What is expected:
In the entries below, find each line where the word "patients" appears and give only the total count of such lines.

Records to process:
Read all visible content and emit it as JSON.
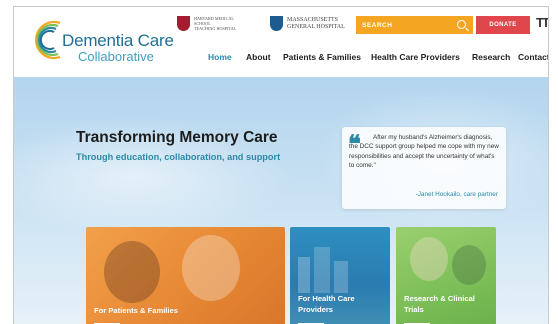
{
  "brand": {
    "name": "Dementia Care",
    "subtitle": "Collaborative",
    "ring_colors": [
      "#f4a623",
      "#7cc04d",
      "#2a8aa8",
      "#1f6f95"
    ]
  },
  "affiliations": {
    "harvard": "Harvard Medical School\nTeaching Hospital",
    "mgh": "Massachusetts\nGeneral Hospital"
  },
  "search": {
    "placeholder": "SEARCH",
    "icon": "search-icon"
  },
  "donate_label": "DONATE",
  "text_size_label": "TT",
  "nav": {
    "home": "Home",
    "about": "About",
    "patients": "Patients & Families",
    "providers": "Health Care Providers",
    "research": "Research",
    "contact": "Contact"
  },
  "hero": {
    "title": "Transforming Memory Care",
    "subtitle": "Through education, collaboration, and support"
  },
  "testimonial": {
    "quote": "After my husband's Alzheimer's diagnosis, the DCC support group helped me cope with my new responsibilities and accept the uncertainty of what's to come.\"",
    "author": "-Janet Hookailo, care partner"
  },
  "tiles": {
    "patients": "For Patients & Families",
    "providers": "For Health Care Providers",
    "research": "Research & Clinical Trials"
  },
  "colors": {
    "accent_teal": "#2a8aa8",
    "search_orange": "#f4a623",
    "donate_red": "#e0474c"
  }
}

Output for this exercise:
2